=== PROBLEM TO WORK ON ===
Each entry that follows is to be retyped exactly. Pictures do not belong in the copy.

=== PROVIDED INFORMATION ===
#####
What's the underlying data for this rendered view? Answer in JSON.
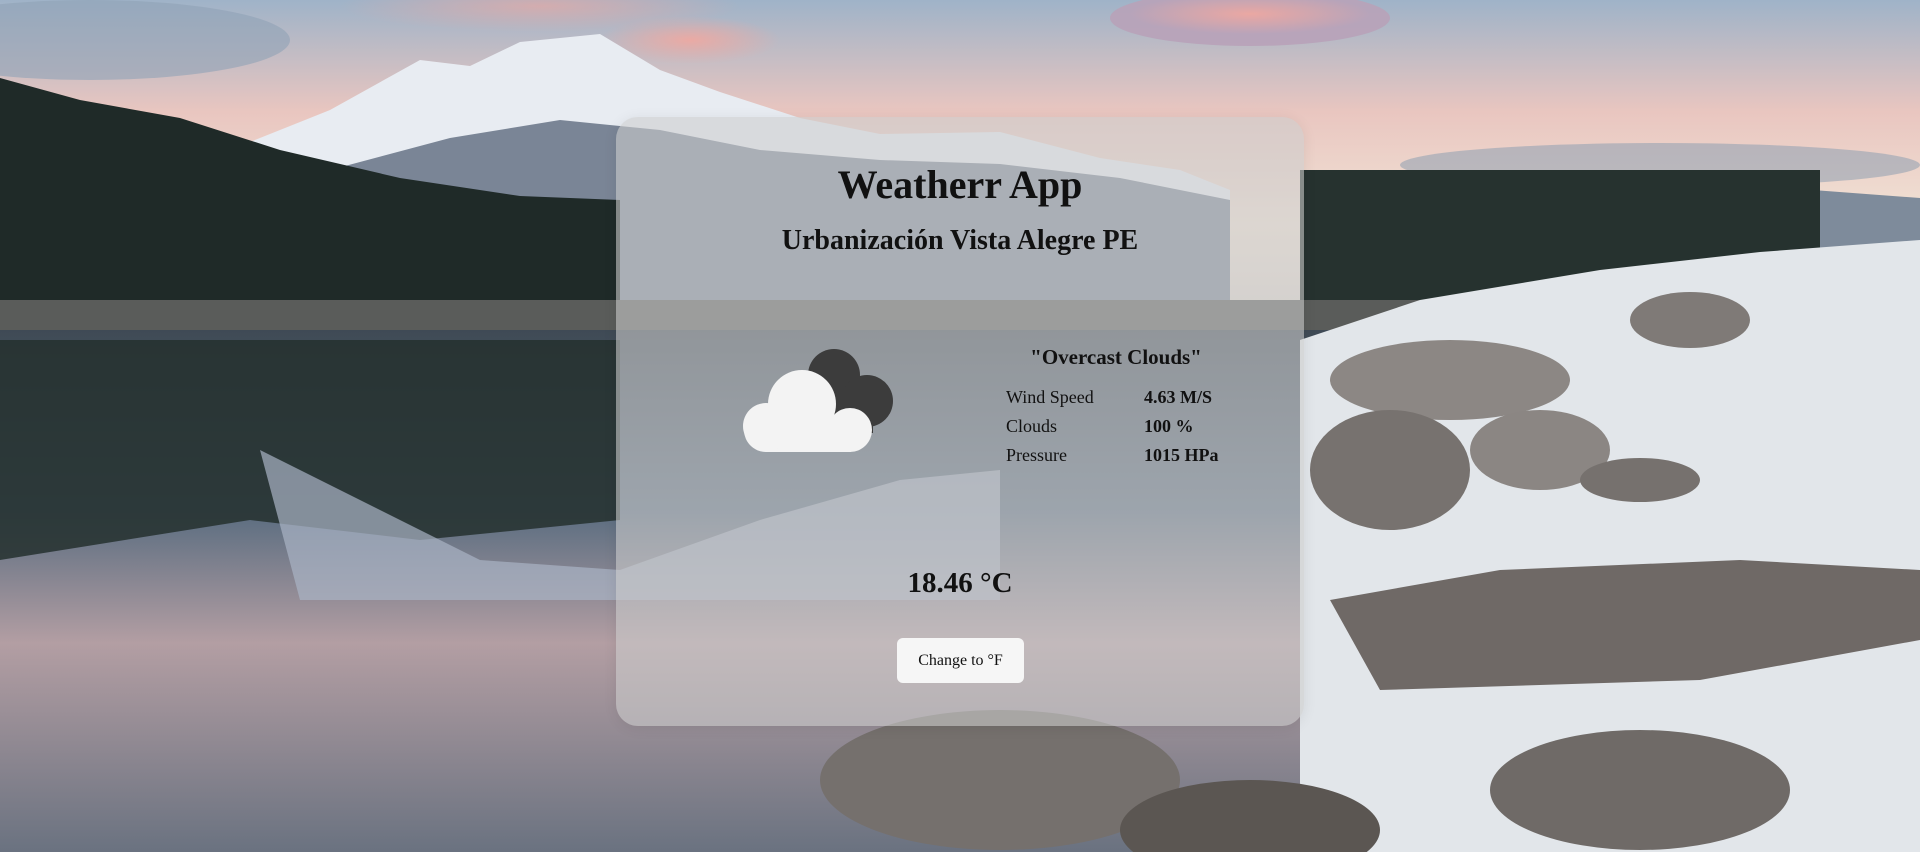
{
  "app": {
    "title": "Weatherr App"
  },
  "location": {
    "name": "Urbanización Vista Alegre PE"
  },
  "weather": {
    "description": "\"Overcast Clouds\"",
    "icon": "overcast-clouds-icon",
    "details": [
      {
        "label": "Wind Speed",
        "value": "4.63 M/S"
      },
      {
        "label": "Clouds",
        "value": "100 %"
      },
      {
        "label": "Pressure",
        "value": "1015 HPa"
      }
    ],
    "temperature": "18.46 °C"
  },
  "controls": {
    "unit_toggle_label": "Change to °F"
  },
  "colors": {
    "card_background": "#cdcdcd",
    "cloud_front": "#f3f3f3",
    "cloud_back": "#3c3c3c",
    "button_background": "#f6f6f6",
    "text": "#111111"
  }
}
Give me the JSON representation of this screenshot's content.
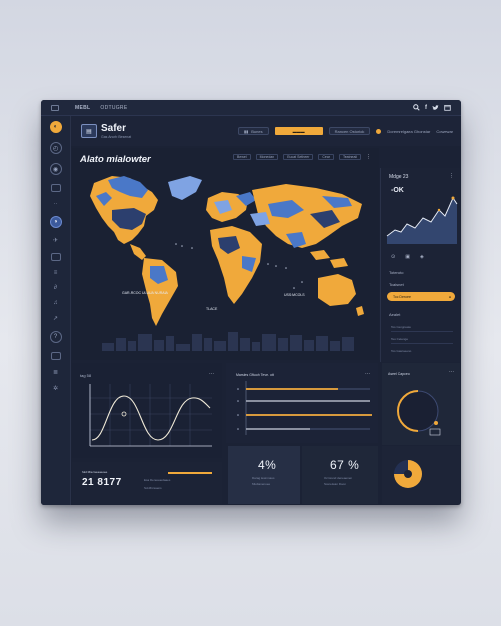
{
  "topbar": {
    "nav_primary": "MEBL",
    "nav_secondary": "ODTUGRE",
    "icons": [
      "search-icon",
      "facebook-icon",
      "twitter-icon",
      "calendar-icon"
    ]
  },
  "header": {
    "title": "Safer",
    "subtitle": "Gas Ancrb Besenat",
    "pill_label": "Bunes",
    "filter_label": "Rancen Ostoriok",
    "right_label": "Doremrelgaea Ghonstar",
    "right_label2": "Cowewar"
  },
  "map_panel": {
    "title": "Alato mialowter",
    "tools": [
      "Bewel",
      "Monedan",
      "Eucat Setheer",
      "Cear",
      "Teatneali"
    ],
    "annotation1": "GAR-RCOC ULUUA  NURAIA",
    "annotation2": "TLACE",
    "annotation3": "USS:MCOLS"
  },
  "right_panel": {
    "title": "Mdge 23",
    "big": "-OK",
    "row1": "Toteroto",
    "row2": "Tcaisnet",
    "button": "Toc Deroee",
    "section": "Aealet",
    "item1": "Tos Cengnuaw",
    "item2": "Teu Cetenge",
    "item3": "Tos Gasroeeno"
  },
  "wave_panel": {
    "title": "tag 58"
  },
  "bars_panel": {
    "title": "Marsles Gftuoh Teve. ott"
  },
  "gauge_panel": {
    "title": "Aseel Capceo"
  },
  "footer_panel": {
    "label": "fold Mia Geaueoee",
    "big": "21 8177",
    "line1": "Esa Deneauedaaes",
    "line2": "Sd-Mrcsaens"
  },
  "stats": [
    {
      "value": "4%",
      "line1": "Darag lewmnaus",
      "line2": "Mtoltanenuee"
    },
    {
      "value": "67 %",
      "line1": "Ocmrend deneaenen",
      "line2": "Scereiwan Doon"
    }
  ],
  "colors": {
    "accent": "#f0a93b",
    "blue": "#4a78c8",
    "light_blue": "#7fa3e3",
    "panel": "#1a2133"
  }
}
#####
=== WRITTEN ANSWER ===
What's the underlying data for this rendered view? Answer in JSON.
{
  "app": {
    "title": "Weatherr App"
  },
  "location": {
    "name": "Urbanización Vista Alegre PE"
  },
  "weather": {
    "description": "\"Overcast Clouds\"",
    "icon": "overcast-clouds-icon",
    "details": [
      {
        "label": "Wind Speed",
        "value": "4.63 M/S"
      },
      {
        "label": "Clouds",
        "value": "100 %"
      },
      {
        "label": "Pressure",
        "value": "1015 HPa"
      }
    ],
    "temperature": "18.46 °C"
  },
  "controls": {
    "unit_toggle_label": "Change to °F"
  },
  "colors": {
    "card_background": "#cdcdcd",
    "cloud_front": "#f3f3f3",
    "cloud_back": "#3c3c3c",
    "button_background": "#f6f6f6",
    "text": "#111111"
  }
}
Give me the JSON representation of this screenshot's content.
{
  "topbar": {
    "nav_primary": "MEBL",
    "nav_secondary": "ODTUGRE",
    "icons": [
      "search-icon",
      "facebook-icon",
      "twitter-icon",
      "calendar-icon"
    ]
  },
  "header": {
    "title": "Safer",
    "subtitle": "Gas Ancrb Besenat",
    "pill_label": "Bunes",
    "filter_label": "Rancen Ostoriok",
    "right_label": "Doremrelgaea Ghonstar",
    "right_label2": "Cowewar"
  },
  "map_panel": {
    "title": "Alato mialowter",
    "tools": [
      "Bewel",
      "Monedan",
      "Eucat Setheer",
      "Cear",
      "Teatneali"
    ],
    "annotation1": "GAR-RCOC ULUUA  NURAIA",
    "annotation2": "TLACE",
    "annotation3": "USS:MCOLS"
  },
  "right_panel": {
    "title": "Mdge 23",
    "big": "-OK",
    "row1": "Toteroto",
    "row2": "Tcaisnet",
    "button": "Toc Deroee",
    "section": "Aealet",
    "item1": "Tos Cengnuaw",
    "item2": "Teu Cetenge",
    "item3": "Tos Gasroeeno"
  },
  "wave_panel": {
    "title": "tag 58"
  },
  "bars_panel": {
    "title": "Marsles Gftuoh Teve. ott"
  },
  "gauge_panel": {
    "title": "Aseel Capceo"
  },
  "footer_panel": {
    "label": "fold Mia Geaueoee",
    "big": "21 8177",
    "line1": "Esa Deneauedaaes",
    "line2": "Sd-Mrcsaens"
  },
  "stats": [
    {
      "value": "4%",
      "line1": "Darag lewmnaus",
      "line2": "Mtoltanenuee"
    },
    {
      "value": "67 %",
      "line1": "Ocmrend deneaenen",
      "line2": "Scereiwan Doon"
    }
  ],
  "colors": {
    "accent": "#f0a93b",
    "blue": "#4a78c8",
    "light_blue": "#7fa3e3",
    "panel": "#1a2133"
  }
}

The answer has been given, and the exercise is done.